▶ **Short task**
Any pictures in the records below should be skipped; write out everything else exactly.

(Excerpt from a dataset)

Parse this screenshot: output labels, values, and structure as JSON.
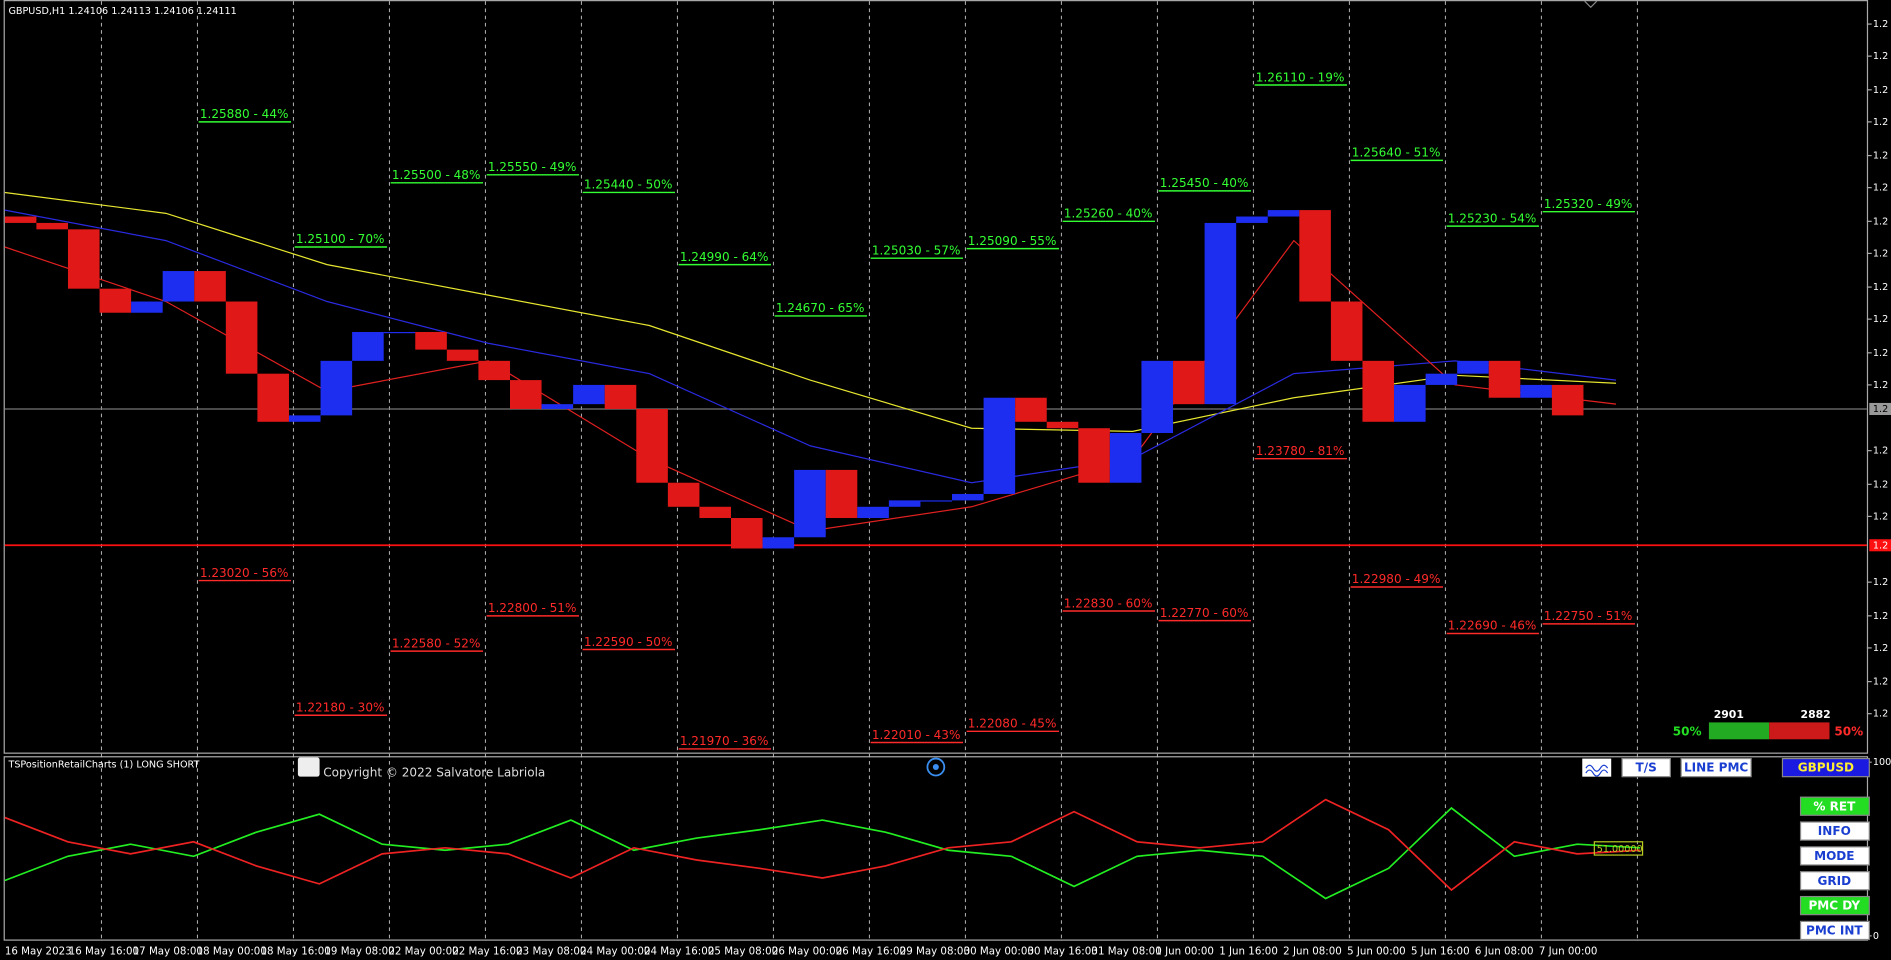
{
  "header": "GBPUSD,H1  1.24106 1.24113 1.24106 1.24111",
  "price_axis": {
    "ylim": [
      1.2194,
      1.2664
    ],
    "ticks": [
      {
        "value": 1.2649,
        "label": "1.2"
      },
      {
        "value": 1.2629,
        "label": "1.2"
      },
      {
        "value": 1.2608,
        "label": "1.2"
      },
      {
        "value": 1.2588,
        "label": "1.2"
      },
      {
        "value": 1.2567,
        "label": "1.2"
      },
      {
        "value": 1.2547,
        "label": "1.2"
      },
      {
        "value": 1.2526,
        "label": "1.2"
      },
      {
        "value": 1.2506,
        "label": "1.2"
      },
      {
        "value": 1.2485,
        "label": "1.2"
      },
      {
        "value": 1.2465,
        "label": "1.2"
      },
      {
        "value": 1.2444,
        "label": "1.2"
      },
      {
        "value": 1.2424,
        "label": "1.2"
      },
      {
        "value": 1.2383,
        "label": "1.2"
      },
      {
        "value": 1.2362,
        "label": "1.2"
      },
      {
        "value": 1.2342,
        "label": "1.2"
      },
      {
        "value": 1.2301,
        "label": "1.2"
      },
      {
        "value": 1.228,
        "label": "1.2"
      },
      {
        "value": 1.226,
        "label": "1.2"
      },
      {
        "value": 1.2239,
        "label": "1.2"
      },
      {
        "value": 1.2219,
        "label": "1.2"
      }
    ]
  },
  "price": [
    1.2529,
    1.2525,
    1.2521,
    1.2484,
    1.2469,
    1.2476,
    1.2495,
    1.2476,
    1.2431,
    1.2401,
    1.2405,
    1.2439,
    1.2457,
    1.2457,
    1.2446,
    1.2439,
    1.2427,
    1.2409,
    1.2412,
    1.2424,
    1.2409,
    1.2363,
    1.2348,
    1.2341,
    1.2322,
    1.2329,
    1.2371,
    1.2341,
    1.2348,
    1.2352,
    1.2352,
    1.2356,
    1.2416,
    1.2401,
    1.2397,
    1.2363,
    1.2394,
    1.2439,
    1.2412,
    1.2525,
    1.2529,
    1.2533,
    1.2476,
    1.2439,
    1.2401,
    1.2424,
    1.2431,
    1.2439,
    1.2416,
    1.2424,
    1.2405
  ],
  "moving_averages": [
    {
      "color": "#e6e630",
      "values": [
        1.2544,
        1.2531,
        1.2499,
        1.248,
        1.2461,
        1.2427,
        1.2397,
        1.2395,
        1.2416,
        1.243,
        1.2425
      ]
    },
    {
      "color": "#2a2ae0",
      "values": [
        1.2533,
        1.2514,
        1.2476,
        1.245,
        1.2431,
        1.2386,
        1.2363,
        1.2378,
        1.2431,
        1.2439,
        1.2427
      ]
    },
    {
      "color": "#e02020",
      "values": [
        1.251,
        1.2476,
        1.242,
        1.2439,
        1.2378,
        1.2333,
        1.2348,
        1.2378,
        1.2514,
        1.2424,
        1.2412
      ]
    }
  ],
  "bid_line": {
    "value": 1.2409,
    "label": "1.2"
  },
  "red_line": {
    "value": 1.2324,
    "label": "1.2"
  },
  "long_levels": [
    {
      "value": 1.2588,
      "label": "1.25880 - 44%"
    },
    {
      "value": 1.251,
      "label": "1.25100 - 70%"
    },
    {
      "value": 1.255,
      "label": "1.25500 - 48%"
    },
    {
      "value": 1.2555,
      "label": "1.25550 - 49%"
    },
    {
      "value": 1.2544,
      "label": "1.25440 - 50%"
    },
    {
      "value": 1.2499,
      "label": "1.24990 - 64%"
    },
    {
      "value": 1.2467,
      "label": "1.24670 - 65%"
    },
    {
      "value": 1.2503,
      "label": "1.25030 - 57%"
    },
    {
      "value": 1.2509,
      "label": "1.25090 - 55%"
    },
    {
      "value": 1.2526,
      "label": "1.25260 - 40%"
    },
    {
      "value": 1.2545,
      "label": "1.25450 - 40%"
    },
    {
      "value": 1.2611,
      "label": "1.26110 - 19%"
    },
    {
      "value": 1.2564,
      "label": "1.25640 - 51%"
    },
    {
      "value": 1.2523,
      "label": "1.25230 - 54%"
    },
    {
      "value": 1.2532,
      "label": "1.25320 - 49%"
    }
  ],
  "short_levels": [
    {
      "value": 1.2302,
      "label": "1.23020 - 56%"
    },
    {
      "value": 1.2218,
      "label": "1.22180 - 30%"
    },
    {
      "value": 1.2258,
      "label": "1.22580 - 52%"
    },
    {
      "value": 1.228,
      "label": "1.22800 - 51%"
    },
    {
      "value": 1.2259,
      "label": "1.22590 - 50%"
    },
    {
      "value": 1.2197,
      "label": "1.21970 - 36%"
    },
    null,
    {
      "value": 1.2201,
      "label": "1.22010 - 43%"
    },
    {
      "value": 1.2208,
      "label": "1.22080 - 45%"
    },
    {
      "value": 1.2283,
      "label": "1.22830 - 60%"
    },
    {
      "value": 1.2277,
      "label": "1.22770 - 60%"
    },
    {
      "value": 1.2378,
      "label": "1.23780 - 81%"
    },
    {
      "value": 1.2298,
      "label": "1.22980 - 49%"
    },
    {
      "value": 1.2269,
      "label": "1.22690 - 46%"
    },
    {
      "value": 1.2275,
      "label": "1.22750 - 51%"
    }
  ],
  "time_labels": [
    "16 May 2023",
    "16 May 16:00",
    "17 May 08:00",
    "18 May 00:00",
    "18 May 16:00",
    "19 May 08:00",
    "22 May 00:00",
    "22 May 16:00",
    "23 May 08:00",
    "24 May 00:00",
    "24 May 16:00",
    "25 May 08:00",
    "26 May 00:00",
    "26 May 16:00",
    "29 May 08:00",
    "30 May 00:00",
    "30 May 16:00",
    "31 May 08:00",
    "1 Jun 00:00",
    "1 Jun 16:00",
    "2 Jun 08:00",
    "5 Jun 00:00",
    "5 Jun 16:00",
    "6 Jun 08:00",
    "7 Jun 00:00"
  ],
  "stats": {
    "long": {
      "count": 2901,
      "percent": 50,
      "percent_label": "50%"
    },
    "short": {
      "count": 2882,
      "percent": 50,
      "percent_label": "50%"
    }
  },
  "indicator": {
    "title": "TSPositionRetailCharts (1) LONG SHORT",
    "copyright": "Copyright © 2022 Salvatore Labriola",
    "ylim": [
      0,
      100
    ],
    "ticks": [
      100,
      0
    ],
    "long": [
      31.9,
      45.8,
      52.8,
      45.8,
      59.7,
      70.1,
      52.8,
      49.3,
      52.8,
      66.7,
      49.3,
      56.3,
      61.1,
      66.7,
      59.7,
      49.3,
      45.8,
      28.5,
      45.8,
      49.3,
      45.8,
      21.5,
      38.9,
      73.6,
      45.8,
      52.8,
      50.7
    ],
    "short": [
      68.1,
      54.2,
      47.2,
      54.2,
      40.3,
      29.9,
      47.2,
      50.7,
      47.2,
      33.3,
      50.7,
      43.7,
      38.9,
      33.3,
      40.3,
      50.7,
      54.2,
      71.5,
      54.2,
      50.7,
      54.2,
      78.5,
      61.1,
      26.4,
      54.2,
      47.2,
      49.3
    ],
    "value_box": "51.00000"
  },
  "buttons_top": [
    "T/S",
    "LINE PMC",
    "GBPUSD"
  ],
  "buttons_side": [
    {
      "label": "% RET",
      "active": true
    },
    {
      "label": "INFO",
      "active": false
    },
    {
      "label": "MODE",
      "active": false
    },
    {
      "label": "GRID",
      "active": false
    },
    {
      "label": "PMC DY",
      "active": true
    },
    {
      "label": "PMC INT",
      "active": false
    }
  ]
}
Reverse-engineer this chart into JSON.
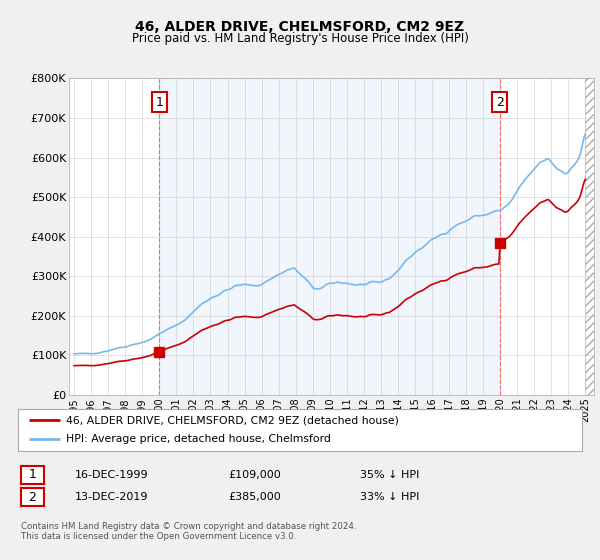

▶ **Answer below**
Parse this screenshot: output labels, values, and structure as JSON.
{
  "header": "GBPUSD,H1  1.24106 1.24113 1.24106 1.24111",
  "price_axis": {
    "ylim": [
      1.2194,
      1.2664
    ],
    "ticks": [
      {
        "value": 1.2649,
        "label": "1.2"
      },
      {
        "value": 1.2629,
        "label": "1.2"
      },
      {
        "value": 1.2608,
        "label": "1.2"
      },
      {
        "value": 1.2588,
        "label": "1.2"
      },
      {
        "value": 1.2567,
        "label": "1.2"
      },
      {
        "value": 1.2547,
        "label": "1.2"
      },
      {
        "value": 1.2526,
        "label": "1.2"
      },
      {
        "value": 1.2506,
        "label": "1.2"
      },
      {
        "value": 1.2485,
        "label": "1.2"
      },
      {
        "value": 1.2465,
        "label": "1.2"
      },
      {
        "value": 1.2444,
        "label": "1.2"
      },
      {
        "value": 1.2424,
        "label": "1.2"
      },
      {
        "value": 1.2383,
        "label": "1.2"
      },
      {
        "value": 1.2362,
        "label": "1.2"
      },
      {
        "value": 1.2342,
        "label": "1.2"
      },
      {
        "value": 1.2301,
        "label": "1.2"
      },
      {
        "value": 1.228,
        "label": "1.2"
      },
      {
        "value": 1.226,
        "label": "1.2"
      },
      {
        "value": 1.2239,
        "label": "1.2"
      },
      {
        "value": 1.2219,
        "label": "1.2"
      }
    ]
  },
  "price": [
    1.2529,
    1.2525,
    1.2521,
    1.2484,
    1.2469,
    1.2476,
    1.2495,
    1.2476,
    1.2431,
    1.2401,
    1.2405,
    1.2439,
    1.2457,
    1.2457,
    1.2446,
    1.2439,
    1.2427,
    1.2409,
    1.2412,
    1.2424,
    1.2409,
    1.2363,
    1.2348,
    1.2341,
    1.2322,
    1.2329,
    1.2371,
    1.2341,
    1.2348,
    1.2352,
    1.2352,
    1.2356,
    1.2416,
    1.2401,
    1.2397,
    1.2363,
    1.2394,
    1.2439,
    1.2412,
    1.2525,
    1.2529,
    1.2533,
    1.2476,
    1.2439,
    1.2401,
    1.2424,
    1.2431,
    1.2439,
    1.2416,
    1.2424,
    1.2405
  ],
  "moving_averages": [
    {
      "color": "#e6e630",
      "values": [
        1.2544,
        1.2531,
        1.2499,
        1.248,
        1.2461,
        1.2427,
        1.2397,
        1.2395,
        1.2416,
        1.243,
        1.2425
      ]
    },
    {
      "color": "#2a2ae0",
      "values": [
        1.2533,
        1.2514,
        1.2476,
        1.245,
        1.2431,
        1.2386,
        1.2363,
        1.2378,
        1.2431,
        1.2439,
        1.2427
      ]
    },
    {
      "color": "#e02020",
      "values": [
        1.251,
        1.2476,
        1.242,
        1.2439,
        1.2378,
        1.2333,
        1.2348,
        1.2378,
        1.2514,
        1.2424,
        1.2412
      ]
    }
  ],
  "bid_line": {
    "value": 1.2409,
    "label": "1.2"
  },
  "red_line": {
    "value": 1.2324,
    "label": "1.2"
  },
  "long_levels": [
    {
      "value": 1.2588,
      "label": "1.25880 - 44%"
    },
    {
      "value": 1.251,
      "label": "1.25100 - 70%"
    },
    {
      "value": 1.255,
      "label": "1.25500 - 48%"
    },
    {
      "value": 1.2555,
      "label": "1.25550 - 49%"
    },
    {
      "value": 1.2544,
      "label": "1.25440 - 50%"
    },
    {
      "value": 1.2499,
      "label": "1.24990 - 64%"
    },
    {
      "value": 1.2467,
      "label": "1.24670 - 65%"
    },
    {
      "value": 1.2503,
      "label": "1.25030 - 57%"
    },
    {
      "value": 1.2509,
      "label": "1.25090 - 55%"
    },
    {
      "value": 1.2526,
      "label": "1.25260 - 40%"
    },
    {
      "value": 1.2545,
      "label": "1.25450 - 40%"
    },
    {
      "value": 1.2611,
      "label": "1.26110 - 19%"
    },
    {
      "value": 1.2564,
      "label": "1.25640 - 51%"
    },
    {
      "value": 1.2523,
      "label": "1.25230 - 54%"
    },
    {
      "value": 1.2532,
      "label": "1.25320 - 49%"
    }
  ],
  "short_levels": [
    {
      "value": 1.2302,
      "label": "1.23020 - 56%"
    },
    {
      "value": 1.2218,
      "label": "1.22180 - 30%"
    },
    {
      "value": 1.2258,
      "label": "1.22580 - 52%"
    },
    {
      "value": 1.228,
      "label": "1.22800 - 51%"
    },
    {
      "value": 1.2259,
      "label": "1.22590 - 50%"
    },
    {
      "value": 1.2197,
      "label": "1.21970 - 36%"
    },
    null,
    {
      "value": 1.2201,
      "label": "1.22010 - 43%"
    },
    {
      "value": 1.2208,
      "label": "1.22080 - 45%"
    },
    {
      "value": 1.2283,
      "label": "1.22830 - 60%"
    },
    {
      "value": 1.2277,
      "label": "1.22770 - 60%"
    },
    {
      "value": 1.2378,
      "label": "1.23780 - 81%"
    },
    {
      "value": 1.2298,
      "label": "1.22980 - 49%"
    },
    {
      "value": 1.2269,
      "label": "1.22690 - 46%"
    },
    {
      "value": 1.2275,
      "label": "1.22750 - 51%"
    }
  ],
  "time_labels": [
    "16 May 2023",
    "16 May 16:00",
    "17 May 08:00",
    "18 May 00:00",
    "18 May 16:00",
    "19 May 08:00",
    "22 May 00:00",
    "22 May 16:00",
    "23 May 08:00",
    "24 May 00:00",
    "24 May 16:00",
    "25 May 08:00",
    "26 May 00:00",
    "26 May 16:00",
    "29 May 08:00",
    "30 May 00:00",
    "30 May 16:00",
    "31 May 08:00",
    "1 Jun 00:00",
    "1 Jun 16:00",
    "2 Jun 08:00",
    "5 Jun 00:00",
    "5 Jun 16:00",
    "6 Jun 08:00",
    "7 Jun 00:00"
  ],
  "stats": {
    "long": {
      "count": 2901,
      "percent": 50,
      "percent_label": "50%"
    },
    "short": {
      "count": 2882,
      "percent": 50,
      "percent_label": "50%"
    }
  },
  "indicator": {
    "title": "TSPositionRetailCharts (1) LONG SHORT",
    "copyright": "Copyright © 2022 Salvatore Labriola",
    "ylim": [
      0,
      100
    ],
    "ticks": [
      100,
      0
    ],
    "long": [
      31.9,
      45.8,
      52.8,
      45.8,
      59.7,
      70.1,
      52.8,
      49.3,
      52.8,
      66.7,
      49.3,
      56.3,
      61.1,
      66.7,
      59.7,
      49.3,
      45.8,
      28.5,
      45.8,
      49.3,
      45.8,
      21.5,
      38.9,
      73.6,
      45.8,
      52.8,
      50.7
    ],
    "short": [
      68.1,
      54.2,
      47.2,
      54.2,
      40.3,
      29.9,
      47.2,
      50.7,
      47.2,
      33.3,
      50.7,
      43.7,
      38.9,
      33.3,
      40.3,
      50.7,
      54.2,
      71.5,
      54.2,
      50.7,
      54.2,
      78.5,
      61.1,
      26.4,
      54.2,
      47.2,
      49.3
    ],
    "value_box": "51.00000"
  },
  "buttons_top": [
    "T/S",
    "LINE PMC",
    "GBPUSD"
  ],
  "buttons_side": [
    {
      "label": "% RET",
      "active": true
    },
    {
      "label": "INFO",
      "active": false
    },
    {
      "label": "MODE",
      "active": false
    },
    {
      "label": "GRID",
      "active": false
    },
    {
      "label": "PMC DY",
      "active": true
    },
    {
      "label": "PMC INT",
      "active": false
    }
  ]
}
Reverse-engineer this chart into JSON.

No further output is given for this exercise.